Aim of the exercise> Below are the records. List every line holding the word "reduction".

___ Task input ___

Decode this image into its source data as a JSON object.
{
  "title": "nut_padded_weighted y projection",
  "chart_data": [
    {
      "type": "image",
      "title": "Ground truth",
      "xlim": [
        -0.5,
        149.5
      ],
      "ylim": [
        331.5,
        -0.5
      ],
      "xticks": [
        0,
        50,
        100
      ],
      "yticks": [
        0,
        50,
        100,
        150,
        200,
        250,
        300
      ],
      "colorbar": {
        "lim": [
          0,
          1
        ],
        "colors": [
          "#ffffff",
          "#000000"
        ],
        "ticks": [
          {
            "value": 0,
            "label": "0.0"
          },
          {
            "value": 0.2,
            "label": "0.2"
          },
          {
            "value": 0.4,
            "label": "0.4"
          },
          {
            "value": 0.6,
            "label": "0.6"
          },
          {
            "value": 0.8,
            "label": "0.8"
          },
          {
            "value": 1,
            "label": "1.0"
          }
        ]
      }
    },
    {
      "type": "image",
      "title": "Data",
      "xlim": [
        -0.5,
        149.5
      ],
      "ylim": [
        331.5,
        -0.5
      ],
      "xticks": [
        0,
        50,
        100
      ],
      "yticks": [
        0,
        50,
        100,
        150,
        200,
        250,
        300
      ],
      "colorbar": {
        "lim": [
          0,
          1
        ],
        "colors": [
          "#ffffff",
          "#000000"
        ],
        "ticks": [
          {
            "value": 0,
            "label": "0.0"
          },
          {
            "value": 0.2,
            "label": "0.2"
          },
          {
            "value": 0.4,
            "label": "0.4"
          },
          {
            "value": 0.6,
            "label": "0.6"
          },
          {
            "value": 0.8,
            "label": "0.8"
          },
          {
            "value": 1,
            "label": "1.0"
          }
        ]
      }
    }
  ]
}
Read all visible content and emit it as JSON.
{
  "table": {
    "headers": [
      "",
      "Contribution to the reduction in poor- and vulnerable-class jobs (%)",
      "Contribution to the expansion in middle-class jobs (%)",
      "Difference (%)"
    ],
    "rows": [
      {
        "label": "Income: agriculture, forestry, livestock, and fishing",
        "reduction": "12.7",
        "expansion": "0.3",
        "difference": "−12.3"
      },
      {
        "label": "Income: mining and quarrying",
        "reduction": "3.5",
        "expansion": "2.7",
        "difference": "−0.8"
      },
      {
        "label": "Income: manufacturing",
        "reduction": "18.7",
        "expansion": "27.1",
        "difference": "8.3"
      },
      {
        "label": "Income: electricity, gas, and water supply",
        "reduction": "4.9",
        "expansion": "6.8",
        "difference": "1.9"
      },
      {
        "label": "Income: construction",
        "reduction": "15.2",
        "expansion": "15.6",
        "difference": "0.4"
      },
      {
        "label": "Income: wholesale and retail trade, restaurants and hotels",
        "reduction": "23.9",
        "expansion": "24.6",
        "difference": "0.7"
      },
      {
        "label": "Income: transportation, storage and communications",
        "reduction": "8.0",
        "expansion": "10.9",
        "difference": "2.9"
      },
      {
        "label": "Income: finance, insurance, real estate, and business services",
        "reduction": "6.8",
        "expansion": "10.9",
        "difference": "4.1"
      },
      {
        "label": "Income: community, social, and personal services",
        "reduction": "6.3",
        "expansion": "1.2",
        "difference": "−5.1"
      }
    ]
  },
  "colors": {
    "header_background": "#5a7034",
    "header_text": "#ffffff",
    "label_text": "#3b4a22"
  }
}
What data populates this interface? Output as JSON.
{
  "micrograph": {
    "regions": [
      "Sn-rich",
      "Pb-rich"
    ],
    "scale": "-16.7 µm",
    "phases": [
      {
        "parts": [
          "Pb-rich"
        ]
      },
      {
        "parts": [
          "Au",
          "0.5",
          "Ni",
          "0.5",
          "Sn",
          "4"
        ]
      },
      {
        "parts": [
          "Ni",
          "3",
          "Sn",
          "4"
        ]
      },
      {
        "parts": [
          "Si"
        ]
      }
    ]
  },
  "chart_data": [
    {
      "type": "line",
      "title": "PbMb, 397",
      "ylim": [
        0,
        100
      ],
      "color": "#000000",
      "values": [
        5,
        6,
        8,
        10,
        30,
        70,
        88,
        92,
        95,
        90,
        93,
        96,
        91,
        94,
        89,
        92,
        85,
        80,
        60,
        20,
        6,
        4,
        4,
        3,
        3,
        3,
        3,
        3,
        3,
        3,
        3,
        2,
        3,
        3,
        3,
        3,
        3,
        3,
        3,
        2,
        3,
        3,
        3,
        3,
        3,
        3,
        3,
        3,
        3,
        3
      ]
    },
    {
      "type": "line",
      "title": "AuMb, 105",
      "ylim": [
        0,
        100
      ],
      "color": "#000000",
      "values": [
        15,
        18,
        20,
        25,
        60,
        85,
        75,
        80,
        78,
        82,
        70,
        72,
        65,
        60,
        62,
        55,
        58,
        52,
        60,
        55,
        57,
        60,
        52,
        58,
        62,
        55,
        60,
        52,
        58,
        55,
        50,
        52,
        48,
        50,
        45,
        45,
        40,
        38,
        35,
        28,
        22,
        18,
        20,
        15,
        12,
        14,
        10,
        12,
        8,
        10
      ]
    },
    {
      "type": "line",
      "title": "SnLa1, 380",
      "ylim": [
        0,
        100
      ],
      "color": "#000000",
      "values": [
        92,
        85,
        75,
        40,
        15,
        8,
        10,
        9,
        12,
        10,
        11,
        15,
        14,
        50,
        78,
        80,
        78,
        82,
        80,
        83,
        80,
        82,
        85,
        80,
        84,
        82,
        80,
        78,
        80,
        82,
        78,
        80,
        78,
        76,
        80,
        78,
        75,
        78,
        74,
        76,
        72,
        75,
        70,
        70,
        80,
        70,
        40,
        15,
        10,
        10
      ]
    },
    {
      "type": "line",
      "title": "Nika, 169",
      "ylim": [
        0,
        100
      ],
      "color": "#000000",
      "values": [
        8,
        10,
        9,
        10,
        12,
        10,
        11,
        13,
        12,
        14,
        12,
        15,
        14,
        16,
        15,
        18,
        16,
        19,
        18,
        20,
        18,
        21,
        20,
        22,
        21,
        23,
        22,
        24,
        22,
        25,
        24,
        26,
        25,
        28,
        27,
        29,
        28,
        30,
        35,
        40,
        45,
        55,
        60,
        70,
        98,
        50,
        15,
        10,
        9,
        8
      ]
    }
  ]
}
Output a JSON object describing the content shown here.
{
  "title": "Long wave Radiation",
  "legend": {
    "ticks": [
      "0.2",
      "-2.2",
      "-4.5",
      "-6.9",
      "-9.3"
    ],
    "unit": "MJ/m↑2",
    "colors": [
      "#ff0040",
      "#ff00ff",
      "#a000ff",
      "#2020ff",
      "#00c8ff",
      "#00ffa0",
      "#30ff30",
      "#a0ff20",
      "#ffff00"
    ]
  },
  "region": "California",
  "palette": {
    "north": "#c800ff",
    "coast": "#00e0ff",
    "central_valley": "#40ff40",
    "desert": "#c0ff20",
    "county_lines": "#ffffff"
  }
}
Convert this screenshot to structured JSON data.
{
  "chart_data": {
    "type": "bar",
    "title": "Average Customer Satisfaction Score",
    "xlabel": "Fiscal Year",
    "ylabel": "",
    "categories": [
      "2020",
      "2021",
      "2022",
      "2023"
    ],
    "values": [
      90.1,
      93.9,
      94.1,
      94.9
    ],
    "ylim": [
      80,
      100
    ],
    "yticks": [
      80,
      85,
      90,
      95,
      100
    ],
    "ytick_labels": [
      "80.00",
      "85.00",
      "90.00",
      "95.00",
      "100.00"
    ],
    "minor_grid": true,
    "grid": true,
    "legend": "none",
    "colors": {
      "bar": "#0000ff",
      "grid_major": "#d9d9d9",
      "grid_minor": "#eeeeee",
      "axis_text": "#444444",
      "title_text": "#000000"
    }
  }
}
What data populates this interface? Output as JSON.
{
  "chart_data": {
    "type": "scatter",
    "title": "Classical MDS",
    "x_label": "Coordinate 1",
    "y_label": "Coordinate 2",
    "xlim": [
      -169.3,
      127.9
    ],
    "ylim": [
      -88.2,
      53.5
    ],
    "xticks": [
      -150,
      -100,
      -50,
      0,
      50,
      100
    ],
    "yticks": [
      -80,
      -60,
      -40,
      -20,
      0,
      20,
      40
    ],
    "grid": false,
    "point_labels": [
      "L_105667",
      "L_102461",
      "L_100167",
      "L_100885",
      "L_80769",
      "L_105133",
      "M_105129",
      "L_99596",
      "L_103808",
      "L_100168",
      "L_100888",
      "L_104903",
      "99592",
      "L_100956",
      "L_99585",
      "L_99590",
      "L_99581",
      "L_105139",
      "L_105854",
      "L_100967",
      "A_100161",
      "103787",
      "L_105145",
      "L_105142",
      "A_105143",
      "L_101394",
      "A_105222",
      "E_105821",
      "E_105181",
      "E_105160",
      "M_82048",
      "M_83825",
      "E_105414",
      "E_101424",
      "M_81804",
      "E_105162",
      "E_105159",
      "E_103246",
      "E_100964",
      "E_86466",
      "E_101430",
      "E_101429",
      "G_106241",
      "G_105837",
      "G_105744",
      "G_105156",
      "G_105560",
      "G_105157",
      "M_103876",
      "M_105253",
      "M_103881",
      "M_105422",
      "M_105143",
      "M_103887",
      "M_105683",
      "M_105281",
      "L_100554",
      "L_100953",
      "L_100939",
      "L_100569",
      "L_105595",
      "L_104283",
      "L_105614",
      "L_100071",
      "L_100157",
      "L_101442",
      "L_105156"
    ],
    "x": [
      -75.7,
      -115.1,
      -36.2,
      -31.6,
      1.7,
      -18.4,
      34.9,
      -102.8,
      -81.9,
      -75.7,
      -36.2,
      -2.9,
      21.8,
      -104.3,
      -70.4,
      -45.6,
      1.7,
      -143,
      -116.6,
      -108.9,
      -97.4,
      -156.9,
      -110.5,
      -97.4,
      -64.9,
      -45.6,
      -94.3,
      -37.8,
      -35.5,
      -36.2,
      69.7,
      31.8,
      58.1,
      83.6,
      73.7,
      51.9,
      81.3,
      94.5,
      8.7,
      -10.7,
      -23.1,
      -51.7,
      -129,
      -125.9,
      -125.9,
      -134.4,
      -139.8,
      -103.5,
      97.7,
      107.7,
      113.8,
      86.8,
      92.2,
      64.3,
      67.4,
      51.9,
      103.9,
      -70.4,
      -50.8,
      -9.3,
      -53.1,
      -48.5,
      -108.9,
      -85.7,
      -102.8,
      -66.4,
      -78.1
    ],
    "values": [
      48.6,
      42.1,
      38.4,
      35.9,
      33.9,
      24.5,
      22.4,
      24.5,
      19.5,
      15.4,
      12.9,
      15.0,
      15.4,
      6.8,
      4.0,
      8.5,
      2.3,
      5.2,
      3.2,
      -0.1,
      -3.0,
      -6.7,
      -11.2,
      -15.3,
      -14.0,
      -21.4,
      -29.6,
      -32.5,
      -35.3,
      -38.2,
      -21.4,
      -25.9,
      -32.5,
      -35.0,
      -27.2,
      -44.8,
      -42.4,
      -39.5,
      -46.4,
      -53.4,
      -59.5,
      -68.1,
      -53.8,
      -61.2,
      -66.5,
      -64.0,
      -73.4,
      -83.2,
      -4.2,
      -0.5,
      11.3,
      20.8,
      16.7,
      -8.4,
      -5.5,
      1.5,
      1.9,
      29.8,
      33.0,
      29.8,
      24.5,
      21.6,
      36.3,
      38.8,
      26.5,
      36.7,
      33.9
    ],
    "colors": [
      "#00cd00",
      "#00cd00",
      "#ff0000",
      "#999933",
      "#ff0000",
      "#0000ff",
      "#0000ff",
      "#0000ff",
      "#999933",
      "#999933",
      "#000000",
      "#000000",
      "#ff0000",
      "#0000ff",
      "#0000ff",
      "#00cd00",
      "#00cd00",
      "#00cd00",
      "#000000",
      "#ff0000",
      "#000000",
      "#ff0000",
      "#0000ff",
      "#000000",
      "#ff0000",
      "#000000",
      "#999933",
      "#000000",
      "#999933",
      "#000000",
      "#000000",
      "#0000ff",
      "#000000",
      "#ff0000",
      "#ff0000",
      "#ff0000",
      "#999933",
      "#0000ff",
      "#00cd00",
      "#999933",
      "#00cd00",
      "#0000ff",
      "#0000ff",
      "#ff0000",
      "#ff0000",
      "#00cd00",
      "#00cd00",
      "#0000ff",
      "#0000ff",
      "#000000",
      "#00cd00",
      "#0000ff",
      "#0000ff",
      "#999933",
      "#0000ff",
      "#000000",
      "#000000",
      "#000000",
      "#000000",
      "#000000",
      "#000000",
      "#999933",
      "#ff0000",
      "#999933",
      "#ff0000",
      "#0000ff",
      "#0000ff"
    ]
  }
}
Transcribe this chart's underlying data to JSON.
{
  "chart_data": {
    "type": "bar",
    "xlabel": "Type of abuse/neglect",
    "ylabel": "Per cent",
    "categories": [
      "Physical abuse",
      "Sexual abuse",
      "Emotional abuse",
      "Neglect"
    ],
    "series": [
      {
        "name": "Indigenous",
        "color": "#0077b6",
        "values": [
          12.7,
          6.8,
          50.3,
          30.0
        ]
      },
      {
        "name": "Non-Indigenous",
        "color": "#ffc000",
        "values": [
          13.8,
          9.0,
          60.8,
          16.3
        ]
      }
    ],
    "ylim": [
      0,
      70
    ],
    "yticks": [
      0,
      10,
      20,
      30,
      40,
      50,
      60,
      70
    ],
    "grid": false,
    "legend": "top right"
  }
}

___

Correct output>
      "Contribution to the reduction in poor- and vulnerable-class jobs (%)",
        "reduction": "12.7",
        "reduction": "3.5",
        "reduction": "18.7",
        "reduction": "4.9",
        "reduction": "15.2",
        "reduction": "23.9",
        "reduction": "8.0",
        "reduction": "6.8",
        "reduction": "6.3",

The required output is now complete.